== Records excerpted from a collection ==
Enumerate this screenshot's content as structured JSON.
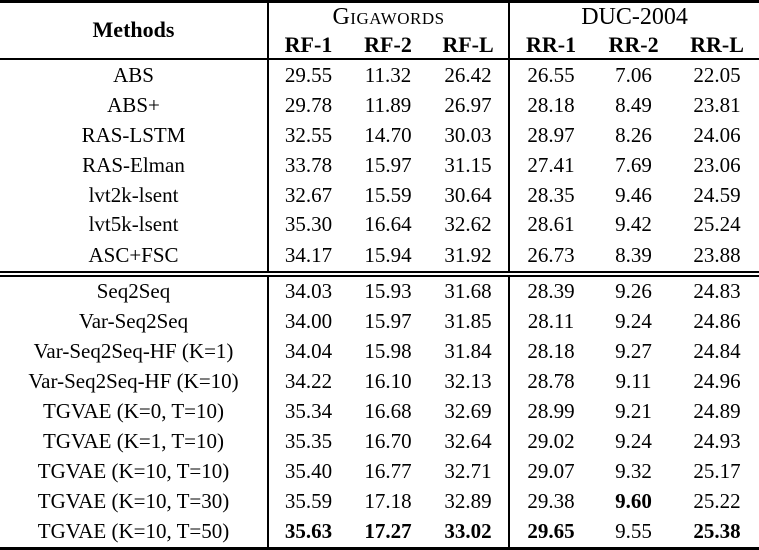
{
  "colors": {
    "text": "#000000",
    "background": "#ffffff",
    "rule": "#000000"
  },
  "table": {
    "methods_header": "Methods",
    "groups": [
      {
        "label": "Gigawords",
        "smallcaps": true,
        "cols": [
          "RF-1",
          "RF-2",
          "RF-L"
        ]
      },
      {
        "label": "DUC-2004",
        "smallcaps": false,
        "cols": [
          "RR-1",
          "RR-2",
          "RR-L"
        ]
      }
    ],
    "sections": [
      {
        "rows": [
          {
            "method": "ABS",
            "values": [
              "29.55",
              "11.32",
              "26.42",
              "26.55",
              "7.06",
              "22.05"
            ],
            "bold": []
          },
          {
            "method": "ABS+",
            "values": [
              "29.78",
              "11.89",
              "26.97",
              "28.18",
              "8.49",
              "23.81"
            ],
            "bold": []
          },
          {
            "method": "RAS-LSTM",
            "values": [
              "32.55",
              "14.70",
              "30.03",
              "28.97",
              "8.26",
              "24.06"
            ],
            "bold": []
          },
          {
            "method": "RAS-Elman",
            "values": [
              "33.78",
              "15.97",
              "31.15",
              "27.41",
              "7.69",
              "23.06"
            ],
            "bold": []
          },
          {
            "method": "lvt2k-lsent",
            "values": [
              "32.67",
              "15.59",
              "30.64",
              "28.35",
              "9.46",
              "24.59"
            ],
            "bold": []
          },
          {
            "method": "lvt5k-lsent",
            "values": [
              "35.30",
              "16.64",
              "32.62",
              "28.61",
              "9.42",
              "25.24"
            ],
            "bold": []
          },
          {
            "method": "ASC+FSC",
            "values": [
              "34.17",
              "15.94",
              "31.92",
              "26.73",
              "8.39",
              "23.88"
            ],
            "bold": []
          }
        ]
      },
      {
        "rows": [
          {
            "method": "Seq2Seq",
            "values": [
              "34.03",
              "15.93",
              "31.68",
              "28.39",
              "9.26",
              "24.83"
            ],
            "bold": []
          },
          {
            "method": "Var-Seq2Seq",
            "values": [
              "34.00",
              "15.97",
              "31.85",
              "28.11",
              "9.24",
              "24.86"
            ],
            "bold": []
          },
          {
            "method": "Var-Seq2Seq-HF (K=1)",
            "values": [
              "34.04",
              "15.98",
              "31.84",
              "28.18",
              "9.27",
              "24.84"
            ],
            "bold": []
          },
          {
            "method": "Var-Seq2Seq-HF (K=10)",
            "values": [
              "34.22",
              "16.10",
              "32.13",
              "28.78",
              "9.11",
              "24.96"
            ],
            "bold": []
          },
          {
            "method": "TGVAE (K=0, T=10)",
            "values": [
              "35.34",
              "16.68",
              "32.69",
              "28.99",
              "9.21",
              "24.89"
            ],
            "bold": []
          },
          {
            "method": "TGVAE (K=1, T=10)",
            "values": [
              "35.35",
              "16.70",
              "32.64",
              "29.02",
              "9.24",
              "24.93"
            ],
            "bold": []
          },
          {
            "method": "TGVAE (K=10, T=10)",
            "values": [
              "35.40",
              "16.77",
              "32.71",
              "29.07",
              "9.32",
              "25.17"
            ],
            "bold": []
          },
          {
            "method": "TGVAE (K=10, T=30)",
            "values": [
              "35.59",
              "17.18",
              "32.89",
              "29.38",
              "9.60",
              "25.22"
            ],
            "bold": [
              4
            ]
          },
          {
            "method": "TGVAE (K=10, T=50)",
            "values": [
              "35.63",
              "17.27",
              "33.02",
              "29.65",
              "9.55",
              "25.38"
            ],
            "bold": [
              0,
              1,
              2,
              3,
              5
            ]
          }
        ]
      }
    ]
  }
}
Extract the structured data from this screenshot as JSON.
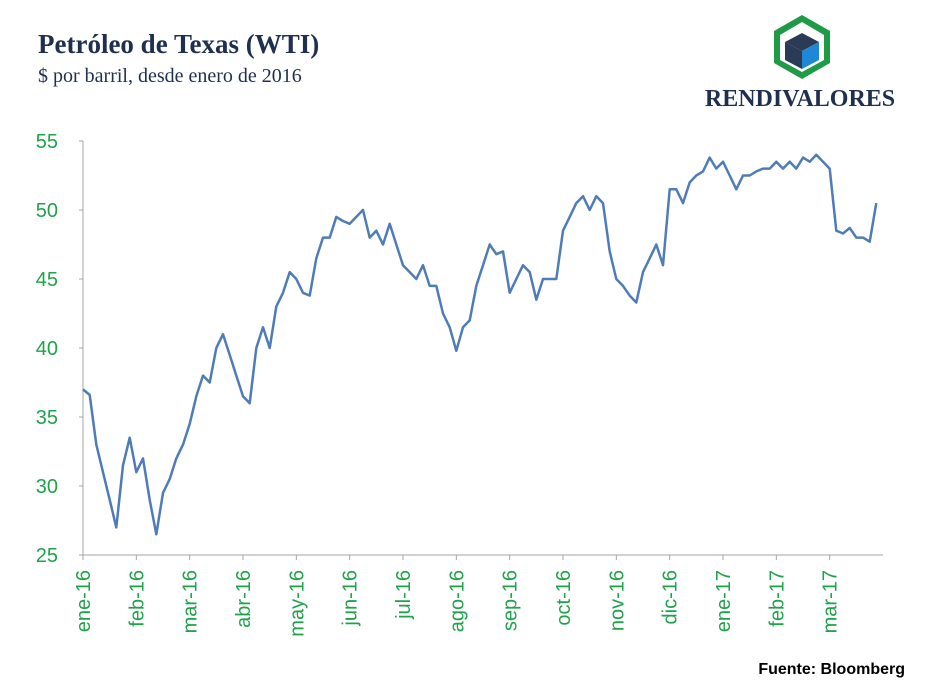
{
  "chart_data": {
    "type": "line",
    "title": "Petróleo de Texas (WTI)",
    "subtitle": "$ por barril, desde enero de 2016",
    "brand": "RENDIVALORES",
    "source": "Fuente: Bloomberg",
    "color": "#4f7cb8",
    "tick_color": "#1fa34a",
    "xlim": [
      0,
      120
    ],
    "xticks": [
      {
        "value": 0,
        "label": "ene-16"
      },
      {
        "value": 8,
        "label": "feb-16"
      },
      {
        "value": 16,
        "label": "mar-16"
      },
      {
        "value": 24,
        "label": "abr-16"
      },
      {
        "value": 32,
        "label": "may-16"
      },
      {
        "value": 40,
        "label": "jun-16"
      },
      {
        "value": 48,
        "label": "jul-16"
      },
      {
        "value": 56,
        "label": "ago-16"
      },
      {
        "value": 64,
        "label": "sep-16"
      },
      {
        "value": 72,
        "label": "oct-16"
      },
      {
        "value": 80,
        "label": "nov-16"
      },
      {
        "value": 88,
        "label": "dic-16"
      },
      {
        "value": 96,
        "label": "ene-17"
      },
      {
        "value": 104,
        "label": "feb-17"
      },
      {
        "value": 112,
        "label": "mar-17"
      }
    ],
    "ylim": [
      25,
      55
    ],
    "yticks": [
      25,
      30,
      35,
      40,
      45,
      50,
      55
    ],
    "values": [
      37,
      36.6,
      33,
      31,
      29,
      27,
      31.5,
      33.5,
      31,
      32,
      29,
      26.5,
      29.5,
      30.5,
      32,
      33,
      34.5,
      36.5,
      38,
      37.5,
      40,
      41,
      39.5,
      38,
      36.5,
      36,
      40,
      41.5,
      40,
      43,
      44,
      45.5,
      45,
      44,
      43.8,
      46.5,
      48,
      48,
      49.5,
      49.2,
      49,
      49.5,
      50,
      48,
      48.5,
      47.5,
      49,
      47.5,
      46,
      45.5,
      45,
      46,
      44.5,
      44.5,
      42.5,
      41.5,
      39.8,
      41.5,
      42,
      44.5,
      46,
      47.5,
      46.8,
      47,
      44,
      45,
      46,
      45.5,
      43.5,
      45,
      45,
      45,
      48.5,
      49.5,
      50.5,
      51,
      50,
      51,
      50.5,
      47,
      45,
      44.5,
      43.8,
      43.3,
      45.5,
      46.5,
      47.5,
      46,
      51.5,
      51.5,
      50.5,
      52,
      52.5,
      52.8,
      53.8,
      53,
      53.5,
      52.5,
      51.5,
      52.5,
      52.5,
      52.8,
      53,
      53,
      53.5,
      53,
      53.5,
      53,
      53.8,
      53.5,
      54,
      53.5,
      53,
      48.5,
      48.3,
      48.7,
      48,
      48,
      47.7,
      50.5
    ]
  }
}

== Request ==
From the data, collect all lines where the string "JSON" appears.

== Reply to the task ==
Enumerate this screenshot's content as structured JSON.
Extract the structured data from this screenshot as JSON.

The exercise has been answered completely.